++++ Material supplied

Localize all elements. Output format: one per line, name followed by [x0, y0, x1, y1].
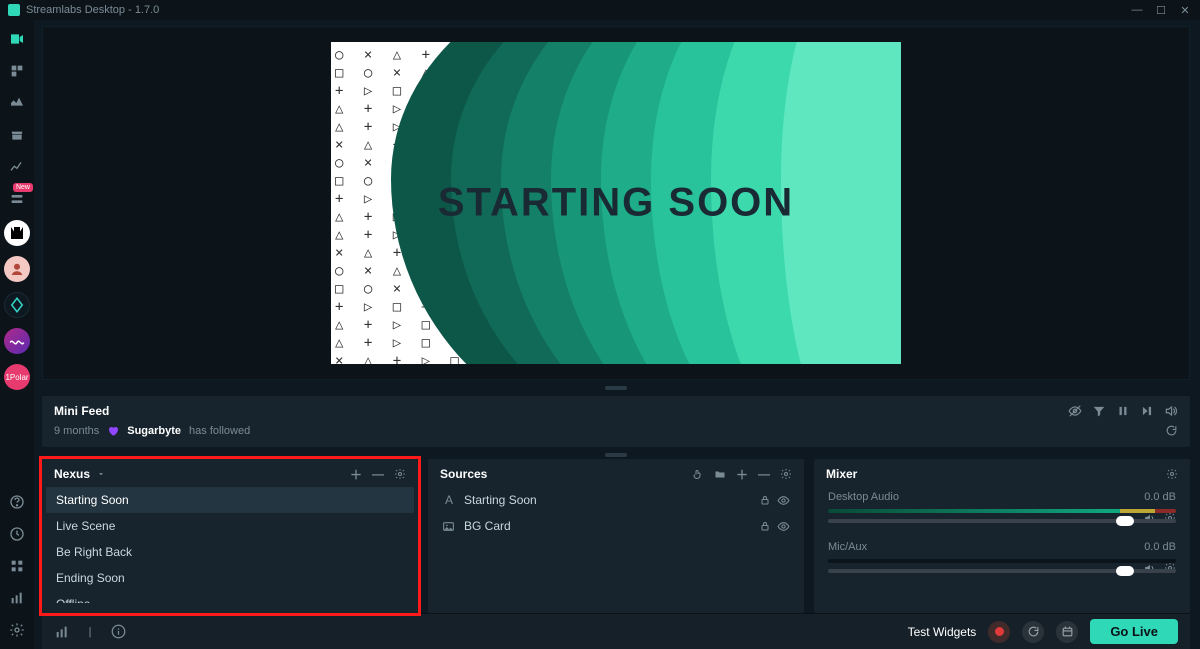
source-row[interactable]: A Starting Soon	[432, 487, 800, 513]
scene-row[interactable]: Ending Soon	[46, 565, 414, 591]
image-source-icon	[442, 520, 456, 533]
scene-settings-icon[interactable]	[394, 468, 406, 480]
mixer-panel: Mixer Desktop Audio 0.0 dB Mic/Aux 0.0 dB	[814, 459, 1190, 613]
test-widgets-button[interactable]: Test Widgets	[908, 625, 977, 639]
replay-buffer-button[interactable]	[1022, 621, 1044, 643]
record-button[interactable]	[988, 621, 1010, 643]
source-label: Starting Soon	[464, 493, 537, 507]
mixer-settings-icon[interactable]	[1166, 468, 1178, 480]
horizontal-resize-handle[interactable]	[605, 386, 627, 390]
source-lock-icon[interactable]	[759, 494, 771, 507]
level-meter	[828, 559, 1176, 563]
mixer-channel: Mic/Aux 0.0 dB	[818, 537, 1186, 587]
feed-volume-icon[interactable]	[1164, 404, 1178, 418]
twitch-heart-icon	[107, 425, 119, 437]
mixer-channel: Desktop Audio 0.0 dB	[818, 487, 1186, 537]
source-hand-icon[interactable]	[692, 468, 704, 480]
feed-filter-icon[interactable]	[1092, 404, 1106, 418]
text-source-icon: A	[442, 493, 456, 507]
window-title: Streamlabs Desktop - 1.7.0	[26, 4, 159, 16]
mixer-channel-name: Mic/Aux	[828, 541, 867, 553]
scene-row[interactable]: Starting Soon	[46, 487, 414, 513]
add-source-icon[interactable]: ＋	[736, 468, 748, 480]
feed-skip-icon[interactable]	[1140, 404, 1154, 418]
preview-area[interactable]: ○ × △ + ▷ □ — ○ × △ + ▷ □ — ○ × △ + ▷ □ …	[42, 26, 1190, 380]
scenes-list: Starting SoonLive SceneBe Right BackEndi…	[46, 487, 414, 603]
schedule-button[interactable]	[1056, 621, 1078, 643]
feed-replay-icon[interactable]	[1165, 424, 1178, 437]
scene-collection-name[interactable]: Nexus	[54, 467, 90, 481]
source-settings-icon[interactable]	[780, 468, 792, 480]
settings-icon[interactable]	[6, 619, 28, 641]
window-maximize-button[interactable]: ☐	[1154, 3, 1168, 17]
mini-feed-panel: Mini Feed 9 months Sugarbyte has followe…	[42, 396, 1190, 447]
apps-icon[interactable]	[6, 555, 28, 577]
source-lock-icon[interactable]	[759, 520, 771, 533]
scene-row[interactable]: Offline	[46, 591, 414, 603]
source-visibility-icon[interactable]	[777, 494, 790, 507]
feed-item[interactable]: 9 months Sugarbyte has followed	[54, 424, 1178, 437]
store-icon[interactable]	[6, 124, 28, 146]
window-close-button[interactable]: ✕	[1178, 3, 1192, 17]
source-label: BG Card	[464, 519, 511, 533]
volume-slider[interactable]	[828, 519, 1176, 523]
themes-icon[interactable]: New	[6, 188, 28, 210]
title-bar: Streamlabs Desktop - 1.7.0 — ☐ ✕	[0, 0, 1200, 20]
remove-source-icon[interactable]: —	[758, 468, 770, 480]
wave-avatar[interactable]	[4, 328, 30, 354]
monstercat-avatar[interactable]	[4, 220, 30, 246]
sources-title: Sources	[440, 467, 487, 481]
stats-icon[interactable]	[6, 587, 28, 609]
source-visibility-icon[interactable]	[777, 520, 790, 533]
remove-scene-icon[interactable]: —	[372, 468, 384, 480]
volume-slider[interactable]	[828, 569, 1176, 573]
source-row[interactable]: BG Card	[432, 513, 800, 539]
mini-feed-title: Mini Feed	[54, 404, 109, 418]
mixer-list: Desktop Audio 0.0 dB Mic/Aux 0.0 dB	[818, 487, 1186, 603]
feed-pause-icon[interactable]	[1116, 404, 1130, 418]
feed-eye-icon[interactable]	[1068, 404, 1082, 418]
preview-canvas: ○ × △ + ▷ □ — ○ × △ + ▷ □ — ○ × △ + ▷ □ …	[331, 42, 901, 364]
help-icon[interactable]	[6, 491, 28, 513]
add-scene-icon[interactable]: ＋	[350, 468, 362, 480]
sources-list: A Starting Soon BG Card	[432, 487, 800, 603]
mixer-channel-db: 0.0 dB	[1144, 541, 1176, 553]
window-minimize-button[interactable]: —	[1130, 3, 1144, 17]
editor-icon[interactable]	[6, 28, 28, 50]
preview-banner-text: STARTING SOON	[331, 181, 901, 226]
info-icon[interactable]	[110, 624, 126, 640]
go-live-button[interactable]: Go Live	[1090, 619, 1178, 644]
primary-nav: New 1Polar	[0, 20, 34, 649]
scene-row[interactable]: Be Right Back	[46, 539, 414, 565]
new-badge: New	[13, 183, 33, 192]
mixer-channel-name: Desktop Audio	[828, 491, 899, 503]
horizontal-resize-handle-2[interactable]	[605, 453, 627, 457]
alertbox-icon[interactable]	[6, 92, 28, 114]
scene-row[interactable]: Live Scene	[46, 513, 414, 539]
pink-avatar[interactable]: 1Polar	[4, 364, 30, 390]
dashboard-icon[interactable]	[6, 156, 28, 178]
footer-bar: | Test Widgets Go Live	[42, 613, 1190, 649]
sources-panel: Sources ＋ — A Starting Soon BG Card	[428, 459, 804, 613]
mixer-title: Mixer	[826, 467, 857, 481]
performance-bars-icon[interactable]	[54, 624, 70, 640]
notifications-icon[interactable]	[6, 523, 28, 545]
source-folder-icon[interactable]	[714, 468, 726, 480]
feed-age: 9 months	[54, 425, 99, 437]
chevron-down-icon[interactable]	[96, 469, 106, 479]
scenes-panel: Nexus ＋ — Starting SoonLive SceneBe Righ…	[42, 459, 418, 613]
feed-action: has followed	[189, 425, 250, 437]
user-avatar[interactable]	[4, 256, 30, 282]
diamond-avatar[interactable]	[4, 292, 30, 318]
app-logo-icon	[8, 4, 20, 16]
feed-username: Sugarbyte	[127, 425, 181, 437]
level-meter	[828, 509, 1176, 513]
layouts-icon[interactable]	[6, 60, 28, 82]
mixer-channel-db: 0.0 dB	[1144, 491, 1176, 503]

++++++++

Output all of the lines above without any changes, omitting the pictures.

- _Completed task_
Localize all elements. Output format: one per line, name followed by [x0, y0, x1, y1].
source-row[interactable]: A Starting Soon	[432, 487, 800, 513]
scene-row[interactable]: Ending Soon	[46, 565, 414, 591]
image-source-icon	[442, 520, 456, 533]
scene-settings-icon[interactable]	[394, 468, 406, 480]
mixer-panel: Mixer Desktop Audio 0.0 dB Mic/Aux 0.0 dB	[814, 459, 1190, 613]
test-widgets-button[interactable]: Test Widgets	[908, 625, 977, 639]
replay-buffer-button[interactable]	[1022, 621, 1044, 643]
record-button[interactable]	[988, 621, 1010, 643]
source-label: Starting Soon	[464, 493, 537, 507]
mixer-settings-icon[interactable]	[1166, 468, 1178, 480]
horizontal-resize-handle[interactable]	[605, 386, 627, 390]
source-lock-icon[interactable]	[759, 494, 771, 507]
level-meter	[828, 559, 1176, 563]
mixer-channel: Mic/Aux 0.0 dB	[818, 537, 1186, 587]
feed-volume-icon[interactable]	[1164, 404, 1178, 418]
twitch-heart-icon	[107, 425, 119, 437]
mixer-channel: Desktop Audio 0.0 dB	[818, 487, 1186, 537]
source-hand-icon[interactable]	[692, 468, 704, 480]
feed-filter-icon[interactable]	[1092, 404, 1106, 418]
text-source-icon: A	[442, 493, 456, 507]
window-title: Streamlabs Desktop - 1.7.0	[26, 4, 159, 16]
mixer-channel-name: Mic/Aux	[828, 541, 867, 553]
scene-row[interactable]: Starting Soon	[46, 487, 414, 513]
add-source-icon[interactable]: ＋	[736, 468, 748, 480]
feed-skip-icon[interactable]	[1140, 404, 1154, 418]
preview-area[interactable]: ○ × △ + ▷ □ — ○ × △ + ▷ □ — ○ × △ + ▷ □ …	[42, 26, 1190, 380]
scenes-list: Starting SoonLive SceneBe Right BackEndi…	[46, 487, 414, 603]
schedule-button[interactable]	[1056, 621, 1078, 643]
feed-replay-icon[interactable]	[1165, 424, 1178, 437]
scene-collection-name[interactable]: Nexus	[54, 467, 90, 481]
source-settings-icon[interactable]	[780, 468, 792, 480]
settings-icon[interactable]	[6, 619, 28, 641]
window-maximize-button[interactable]: ☐	[1154, 3, 1168, 17]
mini-feed-panel: Mini Feed 9 months Sugarbyte has followe…	[42, 396, 1190, 447]
apps-icon[interactable]	[6, 555, 28, 577]
source-lock-icon[interactable]	[759, 520, 771, 533]
scene-row[interactable]: Offline	[46, 591, 414, 603]
source-visibility-icon[interactable]	[777, 494, 790, 507]
feed-item[interactable]: 9 months Sugarbyte has followed	[54, 424, 1178, 437]
store-icon[interactable]	[6, 124, 28, 146]
window-close-button[interactable]: ✕	[1178, 3, 1192, 17]
source-label: BG Card	[464, 519, 511, 533]
volume-slider[interactable]	[828, 519, 1176, 523]
themes-icon[interactable]: New	[6, 188, 28, 210]
title-bar: Streamlabs Desktop - 1.7.0 — ☐ ✕	[0, 0, 1200, 20]
remove-source-icon[interactable]: —	[758, 468, 770, 480]
wave-avatar[interactable]	[4, 328, 30, 354]
monstercat-avatar[interactable]	[4, 220, 30, 246]
sources-title: Sources	[440, 467, 487, 481]
stats-icon[interactable]	[6, 587, 28, 609]
source-visibility-icon[interactable]	[777, 520, 790, 533]
remove-scene-icon[interactable]: —	[372, 468, 384, 480]
volume-slider[interactable]	[828, 569, 1176, 573]
source-row[interactable]: BG Card	[432, 513, 800, 539]
mini-feed-title: Mini Feed	[54, 404, 109, 418]
mixer-list: Desktop Audio 0.0 dB Mic/Aux 0.0 dB	[818, 487, 1186, 603]
feed-pause-icon[interactable]	[1116, 404, 1130, 418]
feed-eye-icon[interactable]	[1068, 404, 1082, 418]
preview-canvas: ○ × △ + ▷ □ — ○ × △ + ▷ □ — ○ × △ + ▷ □ …	[331, 42, 901, 364]
help-icon[interactable]	[6, 491, 28, 513]
add-scene-icon[interactable]: ＋	[350, 468, 362, 480]
sources-list: A Starting Soon BG Card	[432, 487, 800, 603]
mixer-channel-db: 0.0 dB	[1144, 541, 1176, 553]
window-minimize-button[interactable]: —	[1130, 3, 1144, 17]
editor-icon[interactable]	[6, 28, 28, 50]
preview-banner-text: STARTING SOON	[331, 181, 901, 226]
info-icon[interactable]	[110, 624, 126, 640]
go-live-button[interactable]: Go Live	[1090, 619, 1178, 644]
primary-nav: New 1Polar	[0, 20, 34, 649]
scene-row[interactable]: Be Right Back	[46, 539, 414, 565]
new-badge: New	[13, 183, 33, 192]
mixer-channel-name: Desktop Audio	[828, 491, 899, 503]
horizontal-resize-handle-2[interactable]	[605, 453, 627, 457]
alertbox-icon[interactable]	[6, 92, 28, 114]
scene-row[interactable]: Live Scene	[46, 513, 414, 539]
pink-avatar[interactable]: 1Polar	[4, 364, 30, 390]
dashboard-icon[interactable]	[6, 156, 28, 178]
footer-bar: | Test Widgets Go Live	[42, 613, 1190, 649]
sources-panel: Sources ＋ — A Starting Soon BG Card	[428, 459, 804, 613]
mixer-title: Mixer	[826, 467, 857, 481]
performance-bars-icon[interactable]	[54, 624, 70, 640]
notifications-icon[interactable]	[6, 523, 28, 545]
source-folder-icon[interactable]	[714, 468, 726, 480]
feed-age: 9 months	[54, 425, 99, 437]
chevron-down-icon[interactable]	[96, 469, 106, 479]
scenes-panel: Nexus ＋ — Starting SoonLive SceneBe Righ…	[42, 459, 418, 613]
feed-action: has followed	[189, 425, 250, 437]
user-avatar[interactable]	[4, 256, 30, 282]
diamond-avatar[interactable]	[4, 292, 30, 318]
app-logo-icon	[8, 4, 20, 16]
feed-username: Sugarbyte	[127, 425, 181, 437]
level-meter	[828, 509, 1176, 513]
layouts-icon[interactable]	[6, 60, 28, 82]
mixer-channel-db: 0.0 dB	[1144, 491, 1176, 503]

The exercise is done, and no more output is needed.